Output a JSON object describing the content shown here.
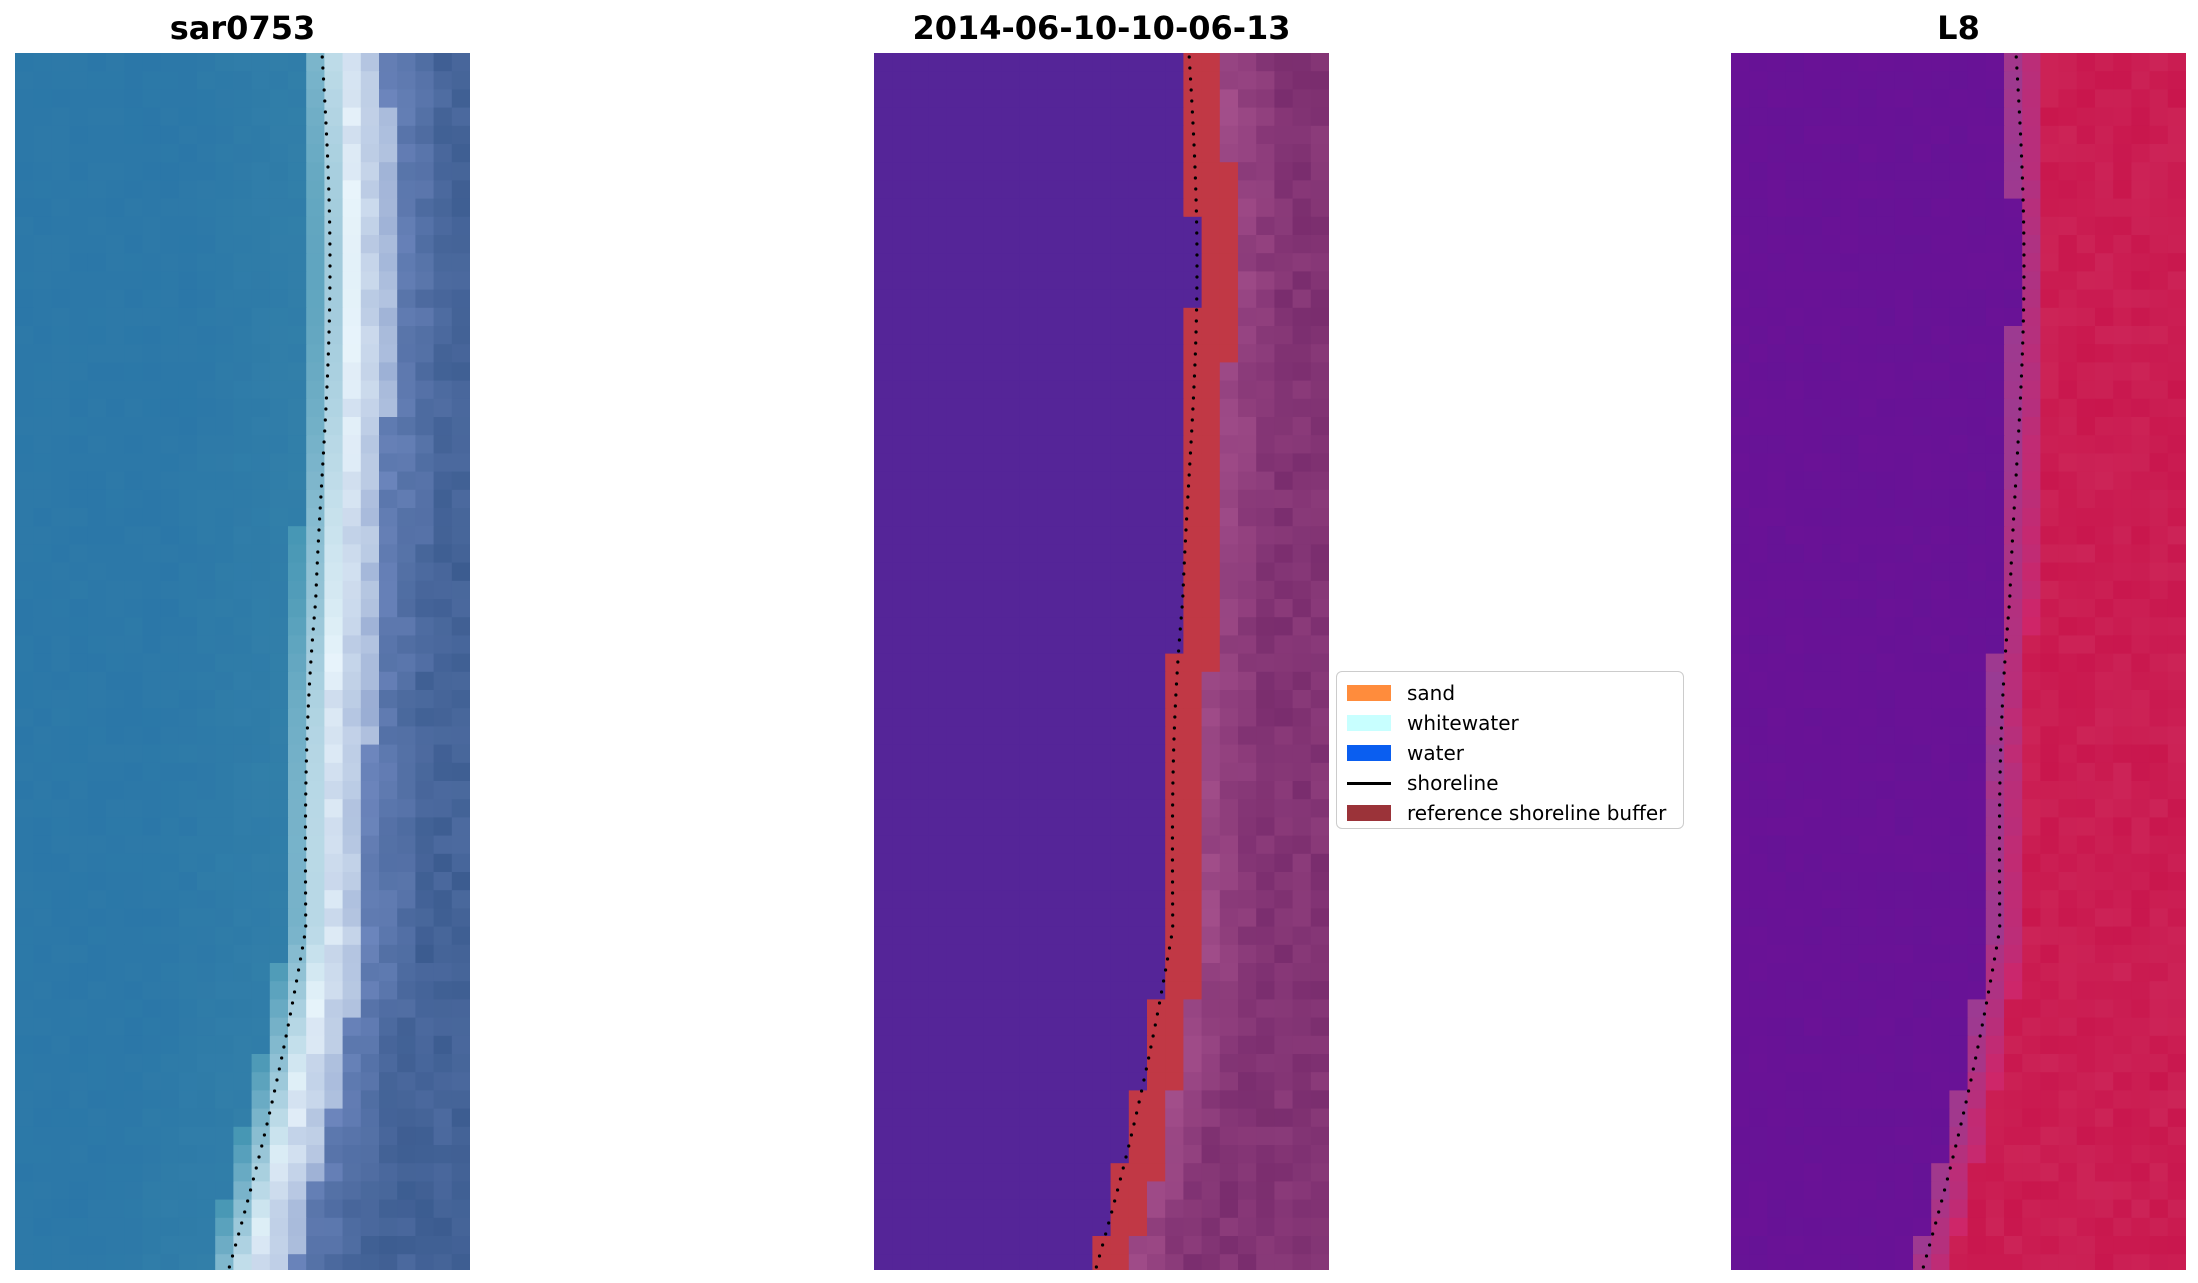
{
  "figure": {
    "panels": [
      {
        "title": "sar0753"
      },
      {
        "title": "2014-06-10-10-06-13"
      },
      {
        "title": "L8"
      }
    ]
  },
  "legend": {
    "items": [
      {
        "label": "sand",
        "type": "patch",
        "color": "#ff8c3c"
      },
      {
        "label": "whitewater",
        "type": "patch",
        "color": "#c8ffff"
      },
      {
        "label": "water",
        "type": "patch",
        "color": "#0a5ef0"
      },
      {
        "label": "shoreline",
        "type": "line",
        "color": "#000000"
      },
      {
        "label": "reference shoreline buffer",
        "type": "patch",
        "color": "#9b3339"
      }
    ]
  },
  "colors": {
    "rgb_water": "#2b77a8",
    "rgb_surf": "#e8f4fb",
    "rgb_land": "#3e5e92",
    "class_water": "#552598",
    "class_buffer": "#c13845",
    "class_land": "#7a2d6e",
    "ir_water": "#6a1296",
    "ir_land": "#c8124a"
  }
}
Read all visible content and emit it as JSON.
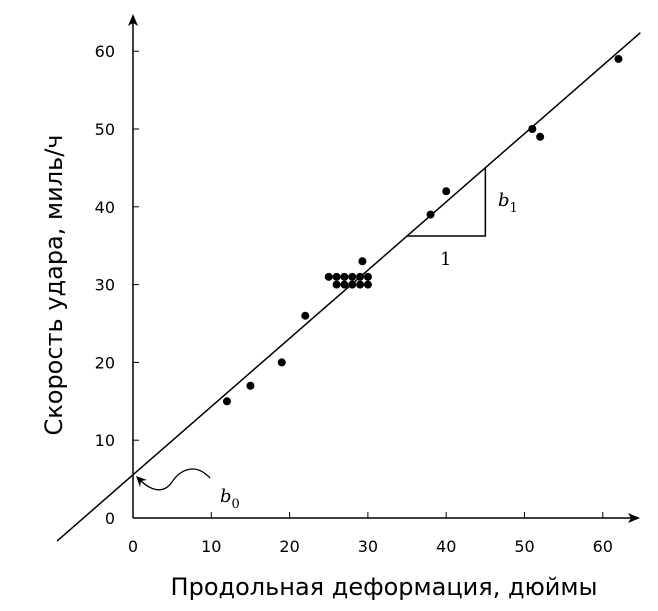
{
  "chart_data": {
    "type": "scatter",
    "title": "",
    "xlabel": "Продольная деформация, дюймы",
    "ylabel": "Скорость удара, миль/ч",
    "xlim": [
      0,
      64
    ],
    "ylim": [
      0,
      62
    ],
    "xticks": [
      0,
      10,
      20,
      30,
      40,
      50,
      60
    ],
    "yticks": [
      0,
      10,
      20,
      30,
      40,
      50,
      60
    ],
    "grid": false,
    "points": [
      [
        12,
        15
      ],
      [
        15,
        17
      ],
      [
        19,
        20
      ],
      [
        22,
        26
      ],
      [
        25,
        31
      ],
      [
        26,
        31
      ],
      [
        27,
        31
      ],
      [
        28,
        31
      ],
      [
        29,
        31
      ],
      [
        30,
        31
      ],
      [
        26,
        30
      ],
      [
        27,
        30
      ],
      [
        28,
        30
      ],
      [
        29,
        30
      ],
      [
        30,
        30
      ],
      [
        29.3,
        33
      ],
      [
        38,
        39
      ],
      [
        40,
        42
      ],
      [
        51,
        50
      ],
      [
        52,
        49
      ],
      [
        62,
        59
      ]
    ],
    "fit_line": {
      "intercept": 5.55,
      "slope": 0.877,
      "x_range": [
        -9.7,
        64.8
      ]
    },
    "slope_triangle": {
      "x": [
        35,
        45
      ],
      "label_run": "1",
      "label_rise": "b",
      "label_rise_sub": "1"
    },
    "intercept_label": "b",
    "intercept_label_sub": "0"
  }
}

----

Within the listing above, copy each line that has the string "JSON".

Output a JSON object describing the content shown here.
Read all visible content and emit it as JSON.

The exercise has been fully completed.